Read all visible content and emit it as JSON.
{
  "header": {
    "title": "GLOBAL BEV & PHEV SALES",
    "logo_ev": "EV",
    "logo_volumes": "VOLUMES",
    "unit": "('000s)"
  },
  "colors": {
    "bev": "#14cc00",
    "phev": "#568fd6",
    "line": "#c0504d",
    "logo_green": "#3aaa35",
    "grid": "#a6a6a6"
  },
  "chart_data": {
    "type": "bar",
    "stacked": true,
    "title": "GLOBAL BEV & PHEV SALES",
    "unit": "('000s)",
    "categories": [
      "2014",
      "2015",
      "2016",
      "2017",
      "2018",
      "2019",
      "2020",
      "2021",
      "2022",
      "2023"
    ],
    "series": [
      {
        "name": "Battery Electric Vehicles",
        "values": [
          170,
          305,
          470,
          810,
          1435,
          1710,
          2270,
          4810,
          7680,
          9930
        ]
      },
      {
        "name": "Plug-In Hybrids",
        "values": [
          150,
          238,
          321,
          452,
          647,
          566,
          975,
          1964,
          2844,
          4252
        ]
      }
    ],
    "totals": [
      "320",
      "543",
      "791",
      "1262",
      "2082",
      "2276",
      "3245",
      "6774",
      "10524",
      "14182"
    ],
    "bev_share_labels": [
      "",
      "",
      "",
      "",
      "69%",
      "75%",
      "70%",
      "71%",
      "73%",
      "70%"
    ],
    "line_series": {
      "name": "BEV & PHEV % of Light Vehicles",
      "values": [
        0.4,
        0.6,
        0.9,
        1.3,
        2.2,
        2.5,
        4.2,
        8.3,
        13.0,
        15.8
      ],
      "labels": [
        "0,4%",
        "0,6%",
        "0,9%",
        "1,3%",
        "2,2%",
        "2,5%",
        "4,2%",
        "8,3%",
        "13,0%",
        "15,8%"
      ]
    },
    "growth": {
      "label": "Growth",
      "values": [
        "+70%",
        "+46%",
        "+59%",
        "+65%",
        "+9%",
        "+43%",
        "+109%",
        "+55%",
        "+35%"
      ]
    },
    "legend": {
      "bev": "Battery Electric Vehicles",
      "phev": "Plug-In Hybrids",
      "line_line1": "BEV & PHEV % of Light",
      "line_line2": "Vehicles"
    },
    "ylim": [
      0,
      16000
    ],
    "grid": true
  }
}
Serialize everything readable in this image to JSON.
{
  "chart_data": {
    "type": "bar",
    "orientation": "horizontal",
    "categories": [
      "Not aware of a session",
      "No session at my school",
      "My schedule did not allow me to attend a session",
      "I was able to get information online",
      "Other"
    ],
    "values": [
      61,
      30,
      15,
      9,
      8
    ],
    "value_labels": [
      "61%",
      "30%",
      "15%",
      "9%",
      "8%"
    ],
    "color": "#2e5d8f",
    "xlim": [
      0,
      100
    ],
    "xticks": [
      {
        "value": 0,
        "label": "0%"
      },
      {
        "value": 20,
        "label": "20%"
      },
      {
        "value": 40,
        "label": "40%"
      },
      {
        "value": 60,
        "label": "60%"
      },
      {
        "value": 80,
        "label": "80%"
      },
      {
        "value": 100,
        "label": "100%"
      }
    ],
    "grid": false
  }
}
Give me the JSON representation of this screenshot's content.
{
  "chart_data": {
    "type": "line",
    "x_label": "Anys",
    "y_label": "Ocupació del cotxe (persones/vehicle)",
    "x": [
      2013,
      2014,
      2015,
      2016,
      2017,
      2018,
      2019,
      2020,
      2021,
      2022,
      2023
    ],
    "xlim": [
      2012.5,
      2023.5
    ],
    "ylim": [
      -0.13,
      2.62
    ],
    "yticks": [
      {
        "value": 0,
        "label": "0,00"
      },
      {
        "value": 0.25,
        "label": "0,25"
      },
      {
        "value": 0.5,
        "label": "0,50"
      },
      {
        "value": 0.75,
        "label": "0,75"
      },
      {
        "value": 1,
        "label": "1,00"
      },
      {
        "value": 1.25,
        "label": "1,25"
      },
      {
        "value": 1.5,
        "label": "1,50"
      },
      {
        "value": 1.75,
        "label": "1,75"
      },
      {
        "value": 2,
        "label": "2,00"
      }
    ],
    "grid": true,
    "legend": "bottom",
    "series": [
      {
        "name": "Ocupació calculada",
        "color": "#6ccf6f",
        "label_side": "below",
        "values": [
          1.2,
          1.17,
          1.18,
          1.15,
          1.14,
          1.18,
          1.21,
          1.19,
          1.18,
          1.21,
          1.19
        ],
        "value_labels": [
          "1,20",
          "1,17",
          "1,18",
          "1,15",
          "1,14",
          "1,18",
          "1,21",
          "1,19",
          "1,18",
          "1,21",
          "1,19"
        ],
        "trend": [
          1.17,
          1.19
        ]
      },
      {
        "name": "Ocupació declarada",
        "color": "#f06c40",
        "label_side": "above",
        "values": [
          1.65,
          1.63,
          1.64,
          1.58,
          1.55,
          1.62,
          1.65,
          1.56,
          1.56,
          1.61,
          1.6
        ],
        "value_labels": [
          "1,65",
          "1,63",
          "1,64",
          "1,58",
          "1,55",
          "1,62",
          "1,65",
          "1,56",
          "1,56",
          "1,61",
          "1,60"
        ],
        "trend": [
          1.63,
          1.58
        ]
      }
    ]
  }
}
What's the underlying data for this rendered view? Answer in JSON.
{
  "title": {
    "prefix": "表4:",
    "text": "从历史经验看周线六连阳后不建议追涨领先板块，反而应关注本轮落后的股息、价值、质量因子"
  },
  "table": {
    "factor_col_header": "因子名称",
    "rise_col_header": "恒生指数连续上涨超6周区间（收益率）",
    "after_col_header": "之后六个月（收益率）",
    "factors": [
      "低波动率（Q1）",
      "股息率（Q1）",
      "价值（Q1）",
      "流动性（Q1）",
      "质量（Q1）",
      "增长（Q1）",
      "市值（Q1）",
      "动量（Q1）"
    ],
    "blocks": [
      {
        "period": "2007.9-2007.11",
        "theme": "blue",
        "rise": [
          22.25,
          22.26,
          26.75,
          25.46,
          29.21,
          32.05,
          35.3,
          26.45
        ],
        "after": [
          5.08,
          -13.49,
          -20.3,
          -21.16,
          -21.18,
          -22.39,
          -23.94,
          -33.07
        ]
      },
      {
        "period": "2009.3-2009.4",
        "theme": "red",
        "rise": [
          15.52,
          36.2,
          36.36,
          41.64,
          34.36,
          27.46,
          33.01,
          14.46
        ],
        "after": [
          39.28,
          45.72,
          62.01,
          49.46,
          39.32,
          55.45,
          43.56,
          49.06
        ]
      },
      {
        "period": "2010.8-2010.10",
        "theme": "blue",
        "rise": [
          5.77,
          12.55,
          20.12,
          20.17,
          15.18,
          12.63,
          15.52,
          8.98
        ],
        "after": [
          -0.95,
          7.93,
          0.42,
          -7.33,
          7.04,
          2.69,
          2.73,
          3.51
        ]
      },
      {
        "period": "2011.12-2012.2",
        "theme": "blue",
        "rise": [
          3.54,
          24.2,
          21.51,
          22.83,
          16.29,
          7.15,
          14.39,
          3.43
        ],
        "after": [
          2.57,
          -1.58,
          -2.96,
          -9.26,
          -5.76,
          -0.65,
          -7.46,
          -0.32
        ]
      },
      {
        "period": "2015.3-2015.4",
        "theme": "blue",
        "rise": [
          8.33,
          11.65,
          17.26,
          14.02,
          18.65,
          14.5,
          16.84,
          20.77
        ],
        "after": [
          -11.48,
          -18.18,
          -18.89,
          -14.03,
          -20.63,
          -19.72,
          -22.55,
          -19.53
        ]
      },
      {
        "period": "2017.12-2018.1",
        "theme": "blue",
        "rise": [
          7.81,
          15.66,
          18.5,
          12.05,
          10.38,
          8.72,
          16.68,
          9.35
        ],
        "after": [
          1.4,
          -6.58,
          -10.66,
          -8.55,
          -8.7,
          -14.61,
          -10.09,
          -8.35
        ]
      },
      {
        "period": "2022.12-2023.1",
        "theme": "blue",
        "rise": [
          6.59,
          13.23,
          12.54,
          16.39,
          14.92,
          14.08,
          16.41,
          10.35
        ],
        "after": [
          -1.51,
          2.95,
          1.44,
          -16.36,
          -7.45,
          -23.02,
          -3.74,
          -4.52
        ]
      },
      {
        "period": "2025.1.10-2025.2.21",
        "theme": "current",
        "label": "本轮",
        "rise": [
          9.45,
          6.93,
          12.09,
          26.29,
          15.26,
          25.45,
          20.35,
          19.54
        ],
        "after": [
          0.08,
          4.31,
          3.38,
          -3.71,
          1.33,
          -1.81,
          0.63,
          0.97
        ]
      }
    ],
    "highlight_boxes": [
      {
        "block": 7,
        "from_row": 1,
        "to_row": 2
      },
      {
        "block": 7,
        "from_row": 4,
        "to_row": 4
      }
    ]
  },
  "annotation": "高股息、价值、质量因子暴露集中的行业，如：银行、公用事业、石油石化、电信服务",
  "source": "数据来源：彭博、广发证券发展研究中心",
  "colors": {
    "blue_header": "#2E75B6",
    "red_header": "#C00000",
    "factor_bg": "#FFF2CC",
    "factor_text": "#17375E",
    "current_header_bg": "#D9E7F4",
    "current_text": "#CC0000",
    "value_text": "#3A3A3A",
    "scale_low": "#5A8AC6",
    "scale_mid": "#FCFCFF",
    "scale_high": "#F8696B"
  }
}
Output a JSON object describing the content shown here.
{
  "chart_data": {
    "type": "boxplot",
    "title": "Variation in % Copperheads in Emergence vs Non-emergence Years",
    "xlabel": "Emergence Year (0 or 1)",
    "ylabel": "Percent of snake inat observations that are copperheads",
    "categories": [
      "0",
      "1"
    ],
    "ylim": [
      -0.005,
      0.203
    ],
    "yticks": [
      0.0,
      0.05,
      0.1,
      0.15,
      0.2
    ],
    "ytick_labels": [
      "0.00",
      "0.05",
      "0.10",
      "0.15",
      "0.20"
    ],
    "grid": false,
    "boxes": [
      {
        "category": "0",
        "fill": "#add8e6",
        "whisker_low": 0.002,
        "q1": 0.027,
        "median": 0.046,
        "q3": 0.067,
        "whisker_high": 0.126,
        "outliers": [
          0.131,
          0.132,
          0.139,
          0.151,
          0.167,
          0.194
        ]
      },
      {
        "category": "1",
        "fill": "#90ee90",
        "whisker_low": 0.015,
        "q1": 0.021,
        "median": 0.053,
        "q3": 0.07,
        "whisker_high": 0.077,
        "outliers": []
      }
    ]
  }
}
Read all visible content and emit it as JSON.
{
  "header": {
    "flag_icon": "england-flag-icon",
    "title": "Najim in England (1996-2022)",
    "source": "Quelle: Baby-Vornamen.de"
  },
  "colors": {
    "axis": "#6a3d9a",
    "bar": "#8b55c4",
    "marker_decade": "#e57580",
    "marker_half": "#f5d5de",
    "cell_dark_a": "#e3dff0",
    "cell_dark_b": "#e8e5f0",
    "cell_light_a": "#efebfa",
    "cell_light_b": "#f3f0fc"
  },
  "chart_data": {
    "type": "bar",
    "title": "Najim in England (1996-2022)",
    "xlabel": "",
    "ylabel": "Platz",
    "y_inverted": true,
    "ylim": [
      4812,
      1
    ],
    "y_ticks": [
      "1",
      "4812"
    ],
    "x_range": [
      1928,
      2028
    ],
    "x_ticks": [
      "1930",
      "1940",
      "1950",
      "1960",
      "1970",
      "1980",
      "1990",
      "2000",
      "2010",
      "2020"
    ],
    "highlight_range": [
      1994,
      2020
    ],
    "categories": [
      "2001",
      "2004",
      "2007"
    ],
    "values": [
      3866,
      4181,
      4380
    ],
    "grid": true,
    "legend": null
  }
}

> **WHAT NEEDS TO BE DONE**: Scan the data for the word "content" and copy every line where it shows up.

> **RESPONSE**:
Read all visible content and emit it as JSON.
Give me the JSON representation of this screenshot's content.
Output a JSON object describing the content shown here.
Read all visible content and emit it as JSON.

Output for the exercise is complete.